#### [WRITTEN INSTRUCTION]
Report every line of the material below that contains the string "button", copying each such line in full.

#### [RECORDS TO USE]
◇ ◇ ◇ ◇ ◇
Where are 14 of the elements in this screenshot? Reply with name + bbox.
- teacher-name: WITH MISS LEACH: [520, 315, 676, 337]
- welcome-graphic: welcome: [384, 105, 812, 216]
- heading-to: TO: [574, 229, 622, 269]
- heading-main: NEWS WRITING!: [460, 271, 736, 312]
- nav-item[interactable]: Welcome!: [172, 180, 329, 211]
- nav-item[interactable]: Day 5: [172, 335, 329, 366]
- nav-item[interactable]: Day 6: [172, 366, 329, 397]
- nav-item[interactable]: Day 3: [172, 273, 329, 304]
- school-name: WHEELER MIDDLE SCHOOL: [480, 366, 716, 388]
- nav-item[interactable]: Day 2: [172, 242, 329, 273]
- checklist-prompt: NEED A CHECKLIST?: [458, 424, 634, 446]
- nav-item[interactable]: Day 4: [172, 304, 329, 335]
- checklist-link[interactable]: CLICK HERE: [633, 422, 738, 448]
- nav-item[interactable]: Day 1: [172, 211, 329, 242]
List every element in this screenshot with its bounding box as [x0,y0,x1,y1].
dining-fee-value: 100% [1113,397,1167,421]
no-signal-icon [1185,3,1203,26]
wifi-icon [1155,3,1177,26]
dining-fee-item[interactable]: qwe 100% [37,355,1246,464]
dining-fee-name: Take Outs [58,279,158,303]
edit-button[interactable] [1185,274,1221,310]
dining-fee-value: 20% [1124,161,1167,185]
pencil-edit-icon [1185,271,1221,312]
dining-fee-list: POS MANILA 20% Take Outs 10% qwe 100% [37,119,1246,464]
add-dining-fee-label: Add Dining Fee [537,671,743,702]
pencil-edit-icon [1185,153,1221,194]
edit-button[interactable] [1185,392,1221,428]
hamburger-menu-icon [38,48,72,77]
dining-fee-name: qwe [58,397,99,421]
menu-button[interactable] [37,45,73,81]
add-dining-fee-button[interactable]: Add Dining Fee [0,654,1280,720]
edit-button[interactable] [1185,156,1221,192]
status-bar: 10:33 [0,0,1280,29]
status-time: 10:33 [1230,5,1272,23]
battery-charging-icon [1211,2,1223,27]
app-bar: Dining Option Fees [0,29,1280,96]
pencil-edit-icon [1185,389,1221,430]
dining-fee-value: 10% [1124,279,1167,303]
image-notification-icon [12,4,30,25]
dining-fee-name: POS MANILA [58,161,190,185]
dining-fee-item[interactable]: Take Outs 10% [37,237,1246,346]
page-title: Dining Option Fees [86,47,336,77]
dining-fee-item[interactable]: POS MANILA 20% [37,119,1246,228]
◇ ◇ ◇ ◇ ◇
#### [FULL SOLUTION]
edit-button[interactable] [1185,274,1221,310]
edit-button[interactable] [1185,392,1221,428]
menu-button[interactable] [37,45,73,81]
add-dining-fee-button[interactable]: Add Dining Fee [0,654,1280,720]
edit-button[interactable] [1185,156,1221,192]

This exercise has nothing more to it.